Reproduce verbatim the lines that begin with the one containing "What elements are" and end with the one containing "chart-legend: For Sale", omitting the pictures.

Excerpted records
▼

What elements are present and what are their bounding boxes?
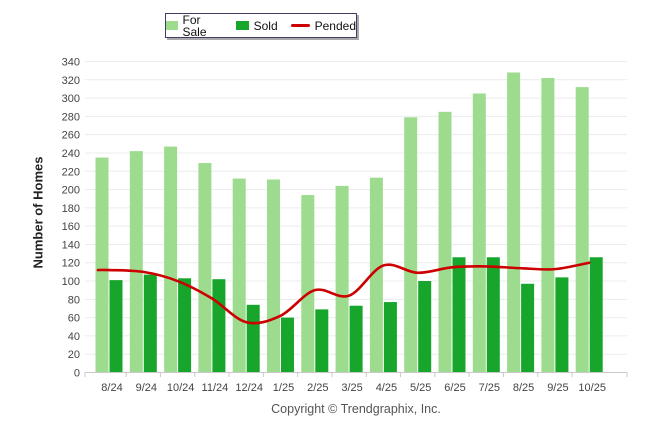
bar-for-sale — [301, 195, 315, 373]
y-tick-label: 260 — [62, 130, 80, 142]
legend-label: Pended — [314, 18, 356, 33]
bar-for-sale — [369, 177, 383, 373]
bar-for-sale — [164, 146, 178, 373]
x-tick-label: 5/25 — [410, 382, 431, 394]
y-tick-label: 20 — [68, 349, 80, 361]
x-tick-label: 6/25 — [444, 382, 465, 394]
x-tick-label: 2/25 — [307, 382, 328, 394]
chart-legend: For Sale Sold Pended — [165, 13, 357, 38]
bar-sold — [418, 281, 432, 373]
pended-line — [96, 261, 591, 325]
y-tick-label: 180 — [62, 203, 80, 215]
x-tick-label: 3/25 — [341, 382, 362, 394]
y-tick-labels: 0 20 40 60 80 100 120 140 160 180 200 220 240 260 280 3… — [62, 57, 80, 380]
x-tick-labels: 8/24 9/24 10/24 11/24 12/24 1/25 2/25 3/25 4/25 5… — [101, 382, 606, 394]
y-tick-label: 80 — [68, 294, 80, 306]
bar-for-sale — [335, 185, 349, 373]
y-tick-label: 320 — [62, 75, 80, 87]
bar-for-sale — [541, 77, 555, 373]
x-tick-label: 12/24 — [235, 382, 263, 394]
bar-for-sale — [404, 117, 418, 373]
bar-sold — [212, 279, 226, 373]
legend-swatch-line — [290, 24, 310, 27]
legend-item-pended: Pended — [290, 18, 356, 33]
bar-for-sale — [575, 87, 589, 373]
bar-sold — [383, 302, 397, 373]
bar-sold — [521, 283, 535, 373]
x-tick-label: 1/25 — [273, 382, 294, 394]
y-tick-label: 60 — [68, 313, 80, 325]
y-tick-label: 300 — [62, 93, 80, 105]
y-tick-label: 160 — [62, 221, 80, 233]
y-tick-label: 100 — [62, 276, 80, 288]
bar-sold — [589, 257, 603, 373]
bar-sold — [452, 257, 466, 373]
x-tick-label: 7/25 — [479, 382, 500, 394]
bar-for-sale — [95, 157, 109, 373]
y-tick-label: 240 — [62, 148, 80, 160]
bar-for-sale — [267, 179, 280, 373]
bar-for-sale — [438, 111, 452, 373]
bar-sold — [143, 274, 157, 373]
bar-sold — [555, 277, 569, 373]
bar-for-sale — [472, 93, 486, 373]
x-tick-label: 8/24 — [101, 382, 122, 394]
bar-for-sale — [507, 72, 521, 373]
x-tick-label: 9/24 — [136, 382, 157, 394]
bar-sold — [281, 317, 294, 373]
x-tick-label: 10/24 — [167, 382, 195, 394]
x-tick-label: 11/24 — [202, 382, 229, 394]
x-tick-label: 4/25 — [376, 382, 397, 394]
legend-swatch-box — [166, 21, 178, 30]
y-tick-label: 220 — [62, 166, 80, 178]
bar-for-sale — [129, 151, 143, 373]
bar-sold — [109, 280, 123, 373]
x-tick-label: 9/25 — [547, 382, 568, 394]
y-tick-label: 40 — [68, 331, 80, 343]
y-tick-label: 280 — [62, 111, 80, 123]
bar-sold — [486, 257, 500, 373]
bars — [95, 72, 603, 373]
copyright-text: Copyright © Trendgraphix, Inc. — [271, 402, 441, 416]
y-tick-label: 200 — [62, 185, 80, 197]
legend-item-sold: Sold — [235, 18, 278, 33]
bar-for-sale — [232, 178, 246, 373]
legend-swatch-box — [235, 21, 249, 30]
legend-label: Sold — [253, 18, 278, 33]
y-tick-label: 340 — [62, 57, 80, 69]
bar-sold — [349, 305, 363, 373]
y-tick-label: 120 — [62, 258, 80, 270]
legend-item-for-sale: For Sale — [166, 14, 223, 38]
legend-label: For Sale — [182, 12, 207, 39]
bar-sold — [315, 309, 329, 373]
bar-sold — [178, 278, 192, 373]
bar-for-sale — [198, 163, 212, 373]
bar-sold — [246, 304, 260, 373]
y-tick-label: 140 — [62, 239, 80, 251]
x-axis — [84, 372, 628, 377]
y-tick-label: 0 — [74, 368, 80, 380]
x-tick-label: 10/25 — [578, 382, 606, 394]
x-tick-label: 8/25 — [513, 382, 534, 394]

▲
▼

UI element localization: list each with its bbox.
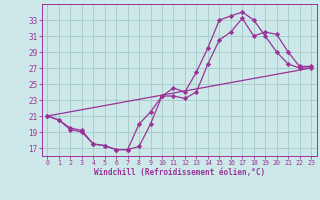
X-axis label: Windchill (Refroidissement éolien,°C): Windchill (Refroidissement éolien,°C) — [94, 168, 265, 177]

▲

Final result
What elements are present and what are their bounding boxes?
bar-for-sale — [301, 195, 315, 373]
y-tick-label: 260 — [62, 130, 80, 142]
legend-label: Pended — [314, 18, 356, 33]
bar-for-sale — [369, 177, 383, 373]
bar-for-sale — [164, 146, 178, 373]
x-tick-label: 5/25 — [410, 382, 431, 394]
y-tick-label: 20 — [68, 349, 80, 361]
x-tick-label: 6/25 — [444, 382, 465, 394]
x-tick-label: 2/25 — [307, 382, 328, 394]
chart-legend: For Sale Sold Pended — [165, 13, 357, 38]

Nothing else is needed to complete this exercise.